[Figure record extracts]
** begin **
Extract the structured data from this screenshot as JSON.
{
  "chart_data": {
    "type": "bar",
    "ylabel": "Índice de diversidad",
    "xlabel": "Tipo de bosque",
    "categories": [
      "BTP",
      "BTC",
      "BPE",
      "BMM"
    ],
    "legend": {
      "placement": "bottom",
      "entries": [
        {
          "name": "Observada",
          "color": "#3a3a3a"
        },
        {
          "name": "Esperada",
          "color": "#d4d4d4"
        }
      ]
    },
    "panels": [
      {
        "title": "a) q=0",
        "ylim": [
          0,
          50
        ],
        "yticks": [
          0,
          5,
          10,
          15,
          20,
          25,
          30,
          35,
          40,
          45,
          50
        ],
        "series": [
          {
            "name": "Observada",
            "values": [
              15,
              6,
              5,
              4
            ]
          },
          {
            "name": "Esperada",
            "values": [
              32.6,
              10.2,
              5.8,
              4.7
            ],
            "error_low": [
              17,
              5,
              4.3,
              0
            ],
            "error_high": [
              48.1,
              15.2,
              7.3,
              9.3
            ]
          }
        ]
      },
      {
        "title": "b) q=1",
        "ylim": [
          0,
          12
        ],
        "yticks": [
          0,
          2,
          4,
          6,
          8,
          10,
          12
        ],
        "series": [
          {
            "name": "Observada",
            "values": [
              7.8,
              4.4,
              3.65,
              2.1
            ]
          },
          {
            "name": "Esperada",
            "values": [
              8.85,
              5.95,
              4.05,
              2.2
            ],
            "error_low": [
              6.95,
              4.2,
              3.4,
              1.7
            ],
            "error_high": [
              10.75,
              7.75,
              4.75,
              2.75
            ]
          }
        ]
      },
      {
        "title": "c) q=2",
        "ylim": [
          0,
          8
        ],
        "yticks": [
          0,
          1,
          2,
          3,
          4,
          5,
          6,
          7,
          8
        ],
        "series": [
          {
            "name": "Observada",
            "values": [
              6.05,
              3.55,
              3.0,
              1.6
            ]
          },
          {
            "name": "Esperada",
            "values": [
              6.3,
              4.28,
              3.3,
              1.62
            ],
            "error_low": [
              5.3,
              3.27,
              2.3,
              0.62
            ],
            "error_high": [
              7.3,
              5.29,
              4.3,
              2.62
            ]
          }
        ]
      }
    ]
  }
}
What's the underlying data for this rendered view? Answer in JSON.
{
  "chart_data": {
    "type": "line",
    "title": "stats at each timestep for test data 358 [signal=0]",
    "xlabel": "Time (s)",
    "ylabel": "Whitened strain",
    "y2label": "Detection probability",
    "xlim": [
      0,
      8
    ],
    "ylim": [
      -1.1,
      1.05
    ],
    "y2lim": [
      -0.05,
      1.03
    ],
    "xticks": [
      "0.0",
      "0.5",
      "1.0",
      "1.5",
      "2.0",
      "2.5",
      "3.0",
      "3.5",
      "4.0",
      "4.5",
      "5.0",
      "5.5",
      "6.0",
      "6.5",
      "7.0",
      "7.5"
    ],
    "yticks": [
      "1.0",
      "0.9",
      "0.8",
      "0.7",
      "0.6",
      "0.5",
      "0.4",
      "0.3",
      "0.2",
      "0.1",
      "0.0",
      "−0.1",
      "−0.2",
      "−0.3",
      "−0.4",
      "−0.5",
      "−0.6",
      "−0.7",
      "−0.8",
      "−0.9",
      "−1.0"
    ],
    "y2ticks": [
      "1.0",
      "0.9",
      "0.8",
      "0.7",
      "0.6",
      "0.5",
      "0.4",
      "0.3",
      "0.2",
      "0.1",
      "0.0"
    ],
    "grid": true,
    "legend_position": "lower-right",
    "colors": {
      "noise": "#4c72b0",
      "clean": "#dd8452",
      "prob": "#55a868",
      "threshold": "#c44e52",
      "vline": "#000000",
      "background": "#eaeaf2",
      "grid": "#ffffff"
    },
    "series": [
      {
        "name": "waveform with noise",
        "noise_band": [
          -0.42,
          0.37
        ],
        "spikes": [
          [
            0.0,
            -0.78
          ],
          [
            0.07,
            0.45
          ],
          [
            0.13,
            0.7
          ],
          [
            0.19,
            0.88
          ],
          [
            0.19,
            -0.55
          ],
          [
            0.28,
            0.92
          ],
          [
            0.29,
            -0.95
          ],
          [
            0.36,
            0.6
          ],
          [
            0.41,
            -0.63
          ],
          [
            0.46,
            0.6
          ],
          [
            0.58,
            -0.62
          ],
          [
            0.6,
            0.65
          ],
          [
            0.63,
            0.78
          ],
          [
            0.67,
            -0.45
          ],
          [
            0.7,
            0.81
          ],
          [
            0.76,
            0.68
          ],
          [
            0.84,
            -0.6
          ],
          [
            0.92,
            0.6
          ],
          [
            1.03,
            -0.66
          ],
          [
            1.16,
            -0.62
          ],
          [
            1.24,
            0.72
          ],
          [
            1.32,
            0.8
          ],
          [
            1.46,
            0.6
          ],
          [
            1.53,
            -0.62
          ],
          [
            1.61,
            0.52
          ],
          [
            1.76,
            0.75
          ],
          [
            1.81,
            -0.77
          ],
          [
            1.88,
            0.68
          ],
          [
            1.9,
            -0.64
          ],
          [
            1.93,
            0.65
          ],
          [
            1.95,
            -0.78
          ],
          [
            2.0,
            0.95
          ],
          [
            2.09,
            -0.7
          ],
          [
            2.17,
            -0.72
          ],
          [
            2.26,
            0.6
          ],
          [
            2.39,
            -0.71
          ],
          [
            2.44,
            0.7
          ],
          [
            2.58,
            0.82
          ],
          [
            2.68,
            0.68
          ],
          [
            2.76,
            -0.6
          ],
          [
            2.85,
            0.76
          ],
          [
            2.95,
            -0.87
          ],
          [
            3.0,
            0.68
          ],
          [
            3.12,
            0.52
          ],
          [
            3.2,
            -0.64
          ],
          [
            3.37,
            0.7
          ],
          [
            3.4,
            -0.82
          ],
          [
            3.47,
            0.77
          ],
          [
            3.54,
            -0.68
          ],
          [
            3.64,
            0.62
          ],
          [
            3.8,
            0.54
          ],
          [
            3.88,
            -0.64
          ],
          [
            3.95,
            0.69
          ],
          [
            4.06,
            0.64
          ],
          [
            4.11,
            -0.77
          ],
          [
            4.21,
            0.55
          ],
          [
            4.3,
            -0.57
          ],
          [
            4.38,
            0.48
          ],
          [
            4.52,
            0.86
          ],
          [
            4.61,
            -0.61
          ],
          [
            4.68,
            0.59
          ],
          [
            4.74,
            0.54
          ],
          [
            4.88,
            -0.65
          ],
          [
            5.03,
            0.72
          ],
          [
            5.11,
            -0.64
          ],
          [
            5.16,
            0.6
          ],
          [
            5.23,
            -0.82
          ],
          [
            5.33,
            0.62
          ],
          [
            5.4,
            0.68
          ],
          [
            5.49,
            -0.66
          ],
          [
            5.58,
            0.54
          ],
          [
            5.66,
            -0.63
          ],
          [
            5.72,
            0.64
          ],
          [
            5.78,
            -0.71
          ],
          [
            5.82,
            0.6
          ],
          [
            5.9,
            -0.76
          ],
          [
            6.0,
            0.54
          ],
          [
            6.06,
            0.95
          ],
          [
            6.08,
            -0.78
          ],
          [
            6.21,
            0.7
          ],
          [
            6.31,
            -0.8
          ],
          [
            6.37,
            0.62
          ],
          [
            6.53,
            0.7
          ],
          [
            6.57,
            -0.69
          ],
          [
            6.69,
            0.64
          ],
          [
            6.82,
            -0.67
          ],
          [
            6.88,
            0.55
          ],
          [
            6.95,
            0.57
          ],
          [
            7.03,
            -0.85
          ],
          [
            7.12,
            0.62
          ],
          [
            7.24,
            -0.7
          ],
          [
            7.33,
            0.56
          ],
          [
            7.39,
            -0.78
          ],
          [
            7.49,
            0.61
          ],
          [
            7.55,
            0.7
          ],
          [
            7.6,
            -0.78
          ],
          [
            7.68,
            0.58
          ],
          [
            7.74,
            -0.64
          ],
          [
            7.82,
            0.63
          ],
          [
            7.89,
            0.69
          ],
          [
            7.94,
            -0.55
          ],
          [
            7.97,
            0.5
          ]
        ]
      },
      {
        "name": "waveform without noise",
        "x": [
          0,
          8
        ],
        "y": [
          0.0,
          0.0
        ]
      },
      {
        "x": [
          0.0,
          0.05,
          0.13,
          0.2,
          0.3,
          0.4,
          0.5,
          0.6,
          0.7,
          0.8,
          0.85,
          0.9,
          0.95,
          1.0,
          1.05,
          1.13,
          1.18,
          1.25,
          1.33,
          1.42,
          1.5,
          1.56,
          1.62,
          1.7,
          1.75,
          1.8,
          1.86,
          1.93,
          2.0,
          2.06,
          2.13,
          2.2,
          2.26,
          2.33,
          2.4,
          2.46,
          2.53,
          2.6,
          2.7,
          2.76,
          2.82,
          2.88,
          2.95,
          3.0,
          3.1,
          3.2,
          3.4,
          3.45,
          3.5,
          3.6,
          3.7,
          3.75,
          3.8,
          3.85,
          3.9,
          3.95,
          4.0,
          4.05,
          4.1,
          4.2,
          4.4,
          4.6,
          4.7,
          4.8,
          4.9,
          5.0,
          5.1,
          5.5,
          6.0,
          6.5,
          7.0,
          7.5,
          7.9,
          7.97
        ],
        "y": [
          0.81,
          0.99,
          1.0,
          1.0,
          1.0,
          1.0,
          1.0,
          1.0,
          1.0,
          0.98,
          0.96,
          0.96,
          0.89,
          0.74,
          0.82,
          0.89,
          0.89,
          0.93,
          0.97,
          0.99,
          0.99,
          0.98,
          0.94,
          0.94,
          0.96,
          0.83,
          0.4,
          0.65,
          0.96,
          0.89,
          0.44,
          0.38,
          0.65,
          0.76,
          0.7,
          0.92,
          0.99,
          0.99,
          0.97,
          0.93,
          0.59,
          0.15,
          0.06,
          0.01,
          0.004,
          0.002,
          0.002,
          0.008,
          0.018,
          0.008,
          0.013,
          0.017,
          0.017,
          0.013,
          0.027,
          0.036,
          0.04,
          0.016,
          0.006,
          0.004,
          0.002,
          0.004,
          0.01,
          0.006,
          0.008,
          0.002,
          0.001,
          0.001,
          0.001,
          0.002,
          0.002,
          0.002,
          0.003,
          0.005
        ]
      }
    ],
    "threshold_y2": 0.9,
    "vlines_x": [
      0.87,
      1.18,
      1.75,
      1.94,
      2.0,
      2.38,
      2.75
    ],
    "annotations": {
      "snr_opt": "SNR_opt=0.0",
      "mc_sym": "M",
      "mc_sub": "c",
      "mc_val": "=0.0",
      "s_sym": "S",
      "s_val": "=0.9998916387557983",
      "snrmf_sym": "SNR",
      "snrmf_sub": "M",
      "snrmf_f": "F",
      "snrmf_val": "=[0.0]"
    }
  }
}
** end **
**What to produce**
Using the records given above, list every line that includes the word "this".

**Answer below**
Extract the structured data from this screenshot as JSON.
What's the underlying data for this rendered view? Answer in JSON.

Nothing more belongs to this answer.